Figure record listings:
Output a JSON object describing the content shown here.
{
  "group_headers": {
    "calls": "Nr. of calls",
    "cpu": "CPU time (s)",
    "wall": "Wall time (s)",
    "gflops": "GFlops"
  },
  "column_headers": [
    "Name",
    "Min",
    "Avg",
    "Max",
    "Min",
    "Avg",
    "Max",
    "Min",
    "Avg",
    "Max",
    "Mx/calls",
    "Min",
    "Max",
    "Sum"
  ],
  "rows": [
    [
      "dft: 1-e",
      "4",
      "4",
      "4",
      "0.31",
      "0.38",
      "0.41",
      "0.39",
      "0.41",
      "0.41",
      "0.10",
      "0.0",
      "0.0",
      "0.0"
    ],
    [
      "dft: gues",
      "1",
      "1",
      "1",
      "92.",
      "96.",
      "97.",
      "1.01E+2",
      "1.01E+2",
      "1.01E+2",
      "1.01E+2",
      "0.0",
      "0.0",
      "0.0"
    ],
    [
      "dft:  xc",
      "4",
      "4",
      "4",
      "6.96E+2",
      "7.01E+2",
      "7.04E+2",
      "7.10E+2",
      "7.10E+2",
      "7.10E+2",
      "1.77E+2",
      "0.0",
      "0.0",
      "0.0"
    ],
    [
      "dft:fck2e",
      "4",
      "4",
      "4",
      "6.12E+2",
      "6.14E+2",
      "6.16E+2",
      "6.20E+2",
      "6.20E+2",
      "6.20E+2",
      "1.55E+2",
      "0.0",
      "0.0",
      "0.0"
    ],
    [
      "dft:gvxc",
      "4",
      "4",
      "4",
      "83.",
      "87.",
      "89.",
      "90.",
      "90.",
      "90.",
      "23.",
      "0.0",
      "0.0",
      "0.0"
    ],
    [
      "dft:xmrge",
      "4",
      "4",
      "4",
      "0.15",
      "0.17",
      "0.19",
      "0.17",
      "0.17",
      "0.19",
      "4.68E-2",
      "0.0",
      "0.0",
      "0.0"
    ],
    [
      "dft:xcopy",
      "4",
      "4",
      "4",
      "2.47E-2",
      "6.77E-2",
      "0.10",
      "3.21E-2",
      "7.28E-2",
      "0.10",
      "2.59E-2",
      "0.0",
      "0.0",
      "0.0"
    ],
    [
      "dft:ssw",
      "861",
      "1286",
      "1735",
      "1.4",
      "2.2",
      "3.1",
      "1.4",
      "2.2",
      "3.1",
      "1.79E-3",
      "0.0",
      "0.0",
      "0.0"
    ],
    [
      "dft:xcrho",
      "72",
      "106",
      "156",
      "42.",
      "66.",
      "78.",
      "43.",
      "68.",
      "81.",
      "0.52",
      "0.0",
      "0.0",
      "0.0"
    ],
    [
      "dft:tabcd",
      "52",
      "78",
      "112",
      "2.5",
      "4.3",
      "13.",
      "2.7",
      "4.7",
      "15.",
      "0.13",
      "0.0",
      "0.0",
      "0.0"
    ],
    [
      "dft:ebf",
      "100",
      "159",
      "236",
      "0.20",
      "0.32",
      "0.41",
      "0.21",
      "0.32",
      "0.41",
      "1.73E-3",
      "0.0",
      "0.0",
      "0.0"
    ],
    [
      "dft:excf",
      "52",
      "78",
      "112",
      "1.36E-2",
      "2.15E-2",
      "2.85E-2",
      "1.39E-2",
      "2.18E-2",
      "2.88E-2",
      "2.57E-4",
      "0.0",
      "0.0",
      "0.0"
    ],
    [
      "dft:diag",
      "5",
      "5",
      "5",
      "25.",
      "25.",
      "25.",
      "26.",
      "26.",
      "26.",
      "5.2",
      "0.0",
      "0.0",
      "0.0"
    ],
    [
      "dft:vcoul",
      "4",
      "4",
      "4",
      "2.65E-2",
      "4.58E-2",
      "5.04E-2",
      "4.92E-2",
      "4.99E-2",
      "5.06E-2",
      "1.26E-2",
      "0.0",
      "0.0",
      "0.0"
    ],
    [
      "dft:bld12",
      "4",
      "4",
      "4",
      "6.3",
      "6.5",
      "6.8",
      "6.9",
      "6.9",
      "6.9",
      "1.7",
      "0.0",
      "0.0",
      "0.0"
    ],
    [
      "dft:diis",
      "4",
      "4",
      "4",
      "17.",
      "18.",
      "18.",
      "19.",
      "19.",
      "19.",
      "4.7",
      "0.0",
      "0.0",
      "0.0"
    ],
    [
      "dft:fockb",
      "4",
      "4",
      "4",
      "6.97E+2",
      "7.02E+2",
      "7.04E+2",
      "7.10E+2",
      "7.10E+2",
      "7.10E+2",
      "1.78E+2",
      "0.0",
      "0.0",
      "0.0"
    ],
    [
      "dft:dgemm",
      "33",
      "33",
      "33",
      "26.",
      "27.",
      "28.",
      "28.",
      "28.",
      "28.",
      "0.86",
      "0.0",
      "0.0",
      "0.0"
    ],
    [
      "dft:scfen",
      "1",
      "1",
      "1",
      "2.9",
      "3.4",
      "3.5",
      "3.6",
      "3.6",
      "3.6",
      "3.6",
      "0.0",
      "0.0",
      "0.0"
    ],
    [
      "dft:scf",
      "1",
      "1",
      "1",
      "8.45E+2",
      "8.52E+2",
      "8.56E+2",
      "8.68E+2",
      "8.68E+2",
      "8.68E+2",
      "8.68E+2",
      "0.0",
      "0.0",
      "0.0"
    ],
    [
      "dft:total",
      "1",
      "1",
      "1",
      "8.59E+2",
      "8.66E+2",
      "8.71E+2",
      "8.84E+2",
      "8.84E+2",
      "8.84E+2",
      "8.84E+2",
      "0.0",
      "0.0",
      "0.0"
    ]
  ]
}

- [Written problem]
Extract the complete data, matching each line exactly.

- [Reply to the exercise]
Output a JSON object describing the content shown here.
{
  "group_headers": {
    "calls": "Nr. of calls",
    "cpu": "CPU time (s)",
    "wall": "Wall time (s)",
    "gflops": "GFlops"
  },
  "column_headers": [
    "Name",
    "Min",
    "Avg",
    "Max",
    "Min",
    "Avg",
    "Max",
    "Min",
    "Avg",
    "Max",
    "Mx/calls",
    "Min",
    "Max",
    "Sum"
  ],
  "rows": [
    [
      "dft: 1-e",
      "4",
      "4",
      "4",
      "0.31",
      "0.38",
      "0.41",
      "0.39",
      "0.41",
      "0.41",
      "0.10",
      "0.0",
      "0.0",
      "0.0"
    ],
    [
      "dft: gues",
      "1",
      "1",
      "1",
      "92.",
      "96.",
      "97.",
      "1.01E+2",
      "1.01E+2",
      "1.01E+2",
      "1.01E+2",
      "0.0",
      "0.0",
      "0.0"
    ],
    [
      "dft:  xc",
      "4",
      "4",
      "4",
      "6.96E+2",
      "7.01E+2",
      "7.04E+2",
      "7.10E+2",
      "7.10E+2",
      "7.10E+2",
      "1.77E+2",
      "0.0",
      "0.0",
      "0.0"
    ],
    [
      "dft:fck2e",
      "4",
      "4",
      "4",
      "6.12E+2",
      "6.14E+2",
      "6.16E+2",
      "6.20E+2",
      "6.20E+2",
      "6.20E+2",
      "1.55E+2",
      "0.0",
      "0.0",
      "0.0"
    ],
    [
      "dft:gvxc",
      "4",
      "4",
      "4",
      "83.",
      "87.",
      "89.",
      "90.",
      "90.",
      "90.",
      "23.",
      "0.0",
      "0.0",
      "0.0"
    ],
    [
      "dft:xmrge",
      "4",
      "4",
      "4",
      "0.15",
      "0.17",
      "0.19",
      "0.17",
      "0.17",
      "0.19",
      "4.68E-2",
      "0.0",
      "0.0",
      "0.0"
    ],
    [
      "dft:xcopy",
      "4",
      "4",
      "4",
      "2.47E-2",
      "6.77E-2",
      "0.10",
      "3.21E-2",
      "7.28E-2",
      "0.10",
      "2.59E-2",
      "0.0",
      "0.0",
      "0.0"
    ],
    [
      "dft:ssw",
      "861",
      "1286",
      "1735",
      "1.4",
      "2.2",
      "3.1",
      "1.4",
      "2.2",
      "3.1",
      "1.79E-3",
      "0.0",
      "0.0",
      "0.0"
    ],
    [
      "dft:xcrho",
      "72",
      "106",
      "156",
      "42.",
      "66.",
      "78.",
      "43.",
      "68.",
      "81.",
      "0.52",
      "0.0",
      "0.0",
      "0.0"
    ],
    [
      "dft:tabcd",
      "52",
      "78",
      "112",
      "2.5",
      "4.3",
      "13.",
      "2.7",
      "4.7",
      "15.",
      "0.13",
      "0.0",
      "0.0",
      "0.0"
    ],
    [
      "dft:ebf",
      "100",
      "159",
      "236",
      "0.20",
      "0.32",
      "0.41",
      "0.21",
      "0.32",
      "0.41",
      "1.73E-3",
      "0.0",
      "0.0",
      "0.0"
    ],
    [
      "dft:excf",
      "52",
      "78",
      "112",
      "1.36E-2",
      "2.15E-2",
      "2.85E-2",
      "1.39E-2",
      "2.18E-2",
      "2.88E-2",
      "2.57E-4",
      "0.0",
      "0.0",
      "0.0"
    ],
    [
      "dft:diag",
      "5",
      "5",
      "5",
      "25.",
      "25.",
      "25.",
      "26.",
      "26.",
      "26.",
      "5.2",
      "0.0",
      "0.0",
      "0.0"
    ],
    [
      "dft:vcoul",
      "4",
      "4",
      "4",
      "2.65E-2",
      "4.58E-2",
      "5.04E-2",
      "4.92E-2",
      "4.99E-2",
      "5.06E-2",
      "1.26E-2",
      "0.0",
      "0.0",
      "0.0"
    ],
    [
      "dft:bld12",
      "4",
      "4",
      "4",
      "6.3",
      "6.5",
      "6.8",
      "6.9",
      "6.9",
      "6.9",
      "1.7",
      "0.0",
      "0.0",
      "0.0"
    ],
    [
      "dft:diis",
      "4",
      "4",
      "4",
      "17.",
      "18.",
      "18.",
      "19.",
      "19.",
      "19.",
      "4.7",
      "0.0",
      "0.0",
      "0.0"
    ],
    [
      "dft:fockb",
      "4",
      "4",
      "4",
      "6.97E+2",
      "7.02E+2",
      "7.04E+2",
      "7.10E+2",
      "7.10E+2",
      "7.10E+2",
      "1.78E+2",
      "0.0",
      "0.0",
      "0.0"
    ],
    [
      "dft:dgemm",
      "33",
      "33",
      "33",
      "26.",
      "27.",
      "28.",
      "28.",
      "28.",
      "28.",
      "0.86",
      "0.0",
      "0.0",
      "0.0"
    ],
    [
      "dft:scfen",
      "1",
      "1",
      "1",
      "2.9",
      "3.4",
      "3.5",
      "3.6",
      "3.6",
      "3.6",
      "3.6",
      "0.0",
      "0.0",
      "0.0"
    ],
    [
      "dft:scf",
      "1",
      "1",
      "1",
      "8.45E+2",
      "8.52E+2",
      "8.56E+2",
      "8.68E+2",
      "8.68E+2",
      "8.68E+2",
      "8.68E+2",
      "0.0",
      "0.0",
      "0.0"
    ],
    [
      "dft:total",
      "1",
      "1",
      "1",
      "8.59E+2",
      "8.66E+2",
      "8.71E+2",
      "8.84E+2",
      "8.84E+2",
      "8.84E+2",
      "8.84E+2",
      "0.0",
      "0.0",
      "0.0"
    ]
  ]
}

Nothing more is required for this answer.